=== Data to use ===

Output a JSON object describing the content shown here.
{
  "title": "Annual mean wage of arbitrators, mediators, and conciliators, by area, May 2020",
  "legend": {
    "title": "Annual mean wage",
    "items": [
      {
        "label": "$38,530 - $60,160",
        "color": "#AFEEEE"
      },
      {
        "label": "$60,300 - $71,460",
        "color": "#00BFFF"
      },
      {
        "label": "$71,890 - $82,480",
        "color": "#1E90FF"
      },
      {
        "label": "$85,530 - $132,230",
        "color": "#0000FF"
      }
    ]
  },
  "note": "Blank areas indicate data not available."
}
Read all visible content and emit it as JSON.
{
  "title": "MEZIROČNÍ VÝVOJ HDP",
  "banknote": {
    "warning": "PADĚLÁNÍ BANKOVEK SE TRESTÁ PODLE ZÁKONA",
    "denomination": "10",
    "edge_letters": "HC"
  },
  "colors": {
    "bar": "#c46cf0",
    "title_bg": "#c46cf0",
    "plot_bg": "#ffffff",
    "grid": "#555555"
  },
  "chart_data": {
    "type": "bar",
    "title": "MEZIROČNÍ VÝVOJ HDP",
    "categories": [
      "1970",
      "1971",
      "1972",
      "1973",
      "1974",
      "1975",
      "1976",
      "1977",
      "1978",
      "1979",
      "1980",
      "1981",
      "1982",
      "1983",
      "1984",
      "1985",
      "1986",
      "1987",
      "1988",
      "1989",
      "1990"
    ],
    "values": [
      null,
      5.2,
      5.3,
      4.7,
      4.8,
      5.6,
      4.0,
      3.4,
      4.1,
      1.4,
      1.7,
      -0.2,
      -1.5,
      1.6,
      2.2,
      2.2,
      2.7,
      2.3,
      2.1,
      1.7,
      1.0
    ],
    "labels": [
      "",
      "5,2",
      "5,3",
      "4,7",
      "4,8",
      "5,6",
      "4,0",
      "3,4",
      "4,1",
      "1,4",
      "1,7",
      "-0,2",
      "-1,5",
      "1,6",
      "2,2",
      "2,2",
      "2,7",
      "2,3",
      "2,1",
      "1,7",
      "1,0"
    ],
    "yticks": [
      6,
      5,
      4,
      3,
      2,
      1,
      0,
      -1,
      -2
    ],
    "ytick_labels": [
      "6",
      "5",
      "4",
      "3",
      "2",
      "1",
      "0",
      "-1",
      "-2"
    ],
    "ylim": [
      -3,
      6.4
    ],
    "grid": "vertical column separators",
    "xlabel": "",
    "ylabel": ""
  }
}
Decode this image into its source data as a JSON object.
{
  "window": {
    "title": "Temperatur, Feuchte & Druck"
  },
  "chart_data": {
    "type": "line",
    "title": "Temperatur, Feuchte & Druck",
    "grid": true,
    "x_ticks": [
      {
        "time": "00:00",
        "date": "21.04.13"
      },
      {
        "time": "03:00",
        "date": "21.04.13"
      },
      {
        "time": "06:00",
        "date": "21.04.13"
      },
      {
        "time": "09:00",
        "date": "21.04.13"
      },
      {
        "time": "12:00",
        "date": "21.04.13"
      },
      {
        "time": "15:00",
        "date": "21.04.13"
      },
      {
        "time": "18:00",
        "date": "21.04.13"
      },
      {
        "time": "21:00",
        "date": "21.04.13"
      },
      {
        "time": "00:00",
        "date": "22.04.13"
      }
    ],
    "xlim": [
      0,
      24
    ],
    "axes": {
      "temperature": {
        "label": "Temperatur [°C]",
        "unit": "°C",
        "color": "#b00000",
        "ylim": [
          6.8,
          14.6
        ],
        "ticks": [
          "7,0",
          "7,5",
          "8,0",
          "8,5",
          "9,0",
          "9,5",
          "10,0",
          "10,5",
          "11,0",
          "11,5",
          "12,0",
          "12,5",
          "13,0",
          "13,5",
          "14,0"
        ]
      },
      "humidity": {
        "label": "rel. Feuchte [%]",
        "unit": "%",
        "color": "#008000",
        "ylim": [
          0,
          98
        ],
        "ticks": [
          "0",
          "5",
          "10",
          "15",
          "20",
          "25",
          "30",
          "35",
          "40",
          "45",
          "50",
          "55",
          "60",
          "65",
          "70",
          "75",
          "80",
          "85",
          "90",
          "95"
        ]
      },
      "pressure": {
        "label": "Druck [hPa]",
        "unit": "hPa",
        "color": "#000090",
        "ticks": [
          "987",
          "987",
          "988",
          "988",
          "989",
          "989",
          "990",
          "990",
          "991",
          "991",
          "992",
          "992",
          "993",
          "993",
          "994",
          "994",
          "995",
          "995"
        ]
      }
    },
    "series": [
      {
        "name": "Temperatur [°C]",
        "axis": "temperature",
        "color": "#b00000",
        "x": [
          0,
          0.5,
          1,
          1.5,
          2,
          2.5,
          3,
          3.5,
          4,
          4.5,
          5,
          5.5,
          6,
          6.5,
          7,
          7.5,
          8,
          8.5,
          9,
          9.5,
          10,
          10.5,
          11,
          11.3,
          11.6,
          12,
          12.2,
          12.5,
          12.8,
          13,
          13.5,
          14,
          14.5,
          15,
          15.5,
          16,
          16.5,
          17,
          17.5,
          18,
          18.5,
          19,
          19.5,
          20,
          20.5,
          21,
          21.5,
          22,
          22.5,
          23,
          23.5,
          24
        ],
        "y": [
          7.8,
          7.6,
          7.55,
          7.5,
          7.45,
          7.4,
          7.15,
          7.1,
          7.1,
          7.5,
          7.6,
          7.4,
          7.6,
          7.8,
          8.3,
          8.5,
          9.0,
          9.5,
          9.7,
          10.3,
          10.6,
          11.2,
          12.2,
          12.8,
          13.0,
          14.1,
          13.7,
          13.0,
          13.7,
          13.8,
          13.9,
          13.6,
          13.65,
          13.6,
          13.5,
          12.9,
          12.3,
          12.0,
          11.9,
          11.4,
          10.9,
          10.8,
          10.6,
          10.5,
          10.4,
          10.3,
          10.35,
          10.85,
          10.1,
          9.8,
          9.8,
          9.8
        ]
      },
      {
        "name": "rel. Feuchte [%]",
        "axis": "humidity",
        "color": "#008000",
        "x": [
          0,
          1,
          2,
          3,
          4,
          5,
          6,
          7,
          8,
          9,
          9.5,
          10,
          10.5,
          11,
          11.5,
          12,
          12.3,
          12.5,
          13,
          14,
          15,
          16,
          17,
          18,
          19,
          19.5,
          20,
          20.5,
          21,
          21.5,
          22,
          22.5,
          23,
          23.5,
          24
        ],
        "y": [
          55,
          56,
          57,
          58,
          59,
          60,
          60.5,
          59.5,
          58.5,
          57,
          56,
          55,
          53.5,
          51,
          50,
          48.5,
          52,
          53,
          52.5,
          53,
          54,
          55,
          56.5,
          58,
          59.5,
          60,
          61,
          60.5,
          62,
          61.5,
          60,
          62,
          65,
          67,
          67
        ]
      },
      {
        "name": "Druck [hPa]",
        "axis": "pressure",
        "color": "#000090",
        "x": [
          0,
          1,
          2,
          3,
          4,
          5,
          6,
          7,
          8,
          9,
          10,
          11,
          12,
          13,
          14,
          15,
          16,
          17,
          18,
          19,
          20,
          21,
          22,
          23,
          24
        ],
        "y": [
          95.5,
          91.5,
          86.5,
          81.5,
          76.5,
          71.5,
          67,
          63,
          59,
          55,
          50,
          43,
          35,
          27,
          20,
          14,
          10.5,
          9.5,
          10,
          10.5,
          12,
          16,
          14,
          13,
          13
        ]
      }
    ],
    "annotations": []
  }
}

===

Task objective :: Emit the records above again, exactly, with no line skipped.

The reply ::
Output a JSON object describing the content shown here.
{
  "title": "Annual mean wage of arbitrators, mediators, and conciliators, by area, May 2020",
  "legend": {
    "title": "Annual mean wage",
    "items": [
      {
        "label": "$38,530 - $60,160",
        "color": "#AFEEEE"
      },
      {
        "label": "$60,300 - $71,460",
        "color": "#00BFFF"
      },
      {
        "label": "$71,890 - $82,480",
        "color": "#1E90FF"
      },
      {
        "label": "$85,530 - $132,230",
        "color": "#0000FF"
      }
    ]
  },
  "note": "Blank areas indicate data not available."
}
Read all visible content and emit it as JSON.
{
  "title": "MEZIROČNÍ VÝVOJ HDP",
  "banknote": {
    "warning": "PADĚLÁNÍ BANKOVEK SE TRESTÁ PODLE ZÁKONA",
    "denomination": "10",
    "edge_letters": "HC"
  },
  "colors": {
    "bar": "#c46cf0",
    "title_bg": "#c46cf0",
    "plot_bg": "#ffffff",
    "grid": "#555555"
  },
  "chart_data": {
    "type": "bar",
    "title": "MEZIROČNÍ VÝVOJ HDP",
    "categories": [
      "1970",
      "1971",
      "1972",
      "1973",
      "1974",
      "1975",
      "1976",
      "1977",
      "1978",
      "1979",
      "1980",
      "1981",
      "1982",
      "1983",
      "1984",
      "1985",
      "1986",
      "1987",
      "1988",
      "1989",
      "1990"
    ],
    "values": [
      null,
      5.2,
      5.3,
      4.7,
      4.8,
      5.6,
      4.0,
      3.4,
      4.1,
      1.4,
      1.7,
      -0.2,
      -1.5,
      1.6,
      2.2,
      2.2,
      2.7,
      2.3,
      2.1,
      1.7,
      1.0
    ],
    "labels": [
      "",
      "5,2",
      "5,3",
      "4,7",
      "4,8",
      "5,6",
      "4,0",
      "3,4",
      "4,1",
      "1,4",
      "1,7",
      "-0,2",
      "-1,5",
      "1,6",
      "2,2",
      "2,2",
      "2,7",
      "2,3",
      "2,1",
      "1,7",
      "1,0"
    ],
    "yticks": [
      6,
      5,
      4,
      3,
      2,
      1,
      0,
      -1,
      -2
    ],
    "ytick_labels": [
      "6",
      "5",
      "4",
      "3",
      "2",
      "1",
      "0",
      "-1",
      "-2"
    ],
    "ylim": [
      -3,
      6.4
    ],
    "grid": "vertical column separators",
    "xlabel": "",
    "ylabel": ""
  }
}
Decode this image into its source data as a JSON object.
{
  "window": {
    "title": "Temperatur, Feuchte & Druck"
  },
  "chart_data": {
    "type": "line",
    "title": "Temperatur, Feuchte & Druck",
    "grid": true,
    "x_ticks": [
      {
        "time": "00:00",
        "date": "21.04.13"
      },
      {
        "time": "03:00",
        "date": "21.04.13"
      },
      {
        "time": "06:00",
        "date": "21.04.13"
      },
      {
        "time": "09:00",
        "date": "21.04.13"
      },
      {
        "time": "12:00",
        "date": "21.04.13"
      },
      {
        "time": "15:00",
        "date": "21.04.13"
      },
      {
        "time": "18:00",
        "date": "21.04.13"
      },
      {
        "time": "21:00",
        "date": "21.04.13"
      },
      {
        "time": "00:00",
        "date": "22.04.13"
      }
    ],
    "xlim": [
      0,
      24
    ],
    "axes": {
      "temperature": {
        "label": "Temperatur [°C]",
        "unit": "°C",
        "color": "#b00000",
        "ylim": [
          6.8,
          14.6
        ],
        "ticks": [
          "7,0",
          "7,5",
          "8,0",
          "8,5",
          "9,0",
          "9,5",
          "10,0",
          "10,5",
          "11,0",
          "11,5",
          "12,0",
          "12,5",
          "13,0",
          "13,5",
          "14,0"
        ]
      },
      "humidity": {
        "label": "rel. Feuchte [%]",
        "unit": "%",
        "color": "#008000",
        "ylim": [
          0,
          98
        ],
        "ticks": [
          "0",
          "5",
          "10",
          "15",
          "20",
          "25",
          "30",
          "35",
          "40",
          "45",
          "50",
          "55",
          "60",
          "65",
          "70",
          "75",
          "80",
          "85",
          "90",
          "95"
        ]
      },
      "pressure": {
        "label": "Druck [hPa]",
        "unit": "hPa",
        "color": "#000090",
        "ticks": [
          "987",
          "987",
          "988",
          "988",
          "989",
          "989",
          "990",
          "990",
          "991",
          "991",
          "992",
          "992",
          "993",
          "993",
          "994",
          "994",
          "995",
          "995"
        ]
      }
    },
    "series": [
      {
        "name": "Temperatur [°C]",
        "axis": "temperature",
        "color": "#b00000",
        "x": [
          0,
          0.5,
          1,
          1.5,
          2,
          2.5,
          3,
          3.5,
          4,
          4.5,
          5,
          5.5,
          6,
          6.5,
          7,
          7.5,
          8,
          8.5,
          9,
          9.5,
          10,
          10.5,
          11,
          11.3,
          11.6,
          12,
          12.2,
          12.5,
          12.8,
          13,
          13.5,
          14,
          14.5,
          15,
          15.5,
          16,
          16.5,
          17,
          17.5,
          18,
          18.5,
          19,
          19.5,
          20,
          20.5,
          21,
          21.5,
          22,
          22.5,
          23,
          23.5,
          24
        ],
        "y": [
          7.8,
          7.6,
          7.55,
          7.5,
          7.45,
          7.4,
          7.15,
          7.1,
          7.1,
          7.5,
          7.6,
          7.4,
          7.6,
          7.8,
          8.3,
          8.5,
          9.0,
          9.5,
          9.7,
          10.3,
          10.6,
          11.2,
          12.2,
          12.8,
          13.0,
          14.1,
          13.7,
          13.0,
          13.7,
          13.8,
          13.9,
          13.6,
          13.65,
          13.6,
          13.5,
          12.9,
          12.3,
          12.0,
          11.9,
          11.4,
          10.9,
          10.8,
          10.6,
          10.5,
          10.4,
          10.3,
          10.35,
          10.85,
          10.1,
          9.8,
          9.8,
          9.8
        ]
      },
      {
        "name": "rel. Feuchte [%]",
        "axis": "humidity",
        "color": "#008000",
        "x": [
          0,
          1,
          2,
          3,
          4,
          5,
          6,
          7,
          8,
          9,
          9.5,
          10,
          10.5,
          11,
          11.5,
          12,
          12.3,
          12.5,
          13,
          14,
          15,
          16,
          17,
          18,
          19,
          19.5,
          20,
          20.5,
          21,
          21.5,
          22,
          22.5,
          23,
          23.5,
          24
        ],
        "y": [
          55,
          56,
          57,
          58,
          59,
          60,
          60.5,
          59.5,
          58.5,
          57,
          56,
          55,
          53.5,
          51,
          50,
          48.5,
          52,
          53,
          52.5,
          53,
          54,
          55,
          56.5,
          58,
          59.5,
          60,
          61,
          60.5,
          62,
          61.5,
          60,
          62,
          65,
          67,
          67
        ]
      },
      {
        "name": "Druck [hPa]",
        "axis": "pressure",
        "color": "#000090",
        "x": [
          0,
          1,
          2,
          3,
          4,
          5,
          6,
          7,
          8,
          9,
          10,
          11,
          12,
          13,
          14,
          15,
          16,
          17,
          18,
          19,
          20,
          21,
          22,
          23,
          24
        ],
        "y": [
          95.5,
          91.5,
          86.5,
          81.5,
          76.5,
          71.5,
          67,
          63,
          59,
          55,
          50,
          43,
          35,
          27,
          20,
          14,
          10.5,
          9.5,
          10,
          10.5,
          12,
          16,
          14,
          13,
          13
        ]
      }
    ],
    "annotations": []
  }
}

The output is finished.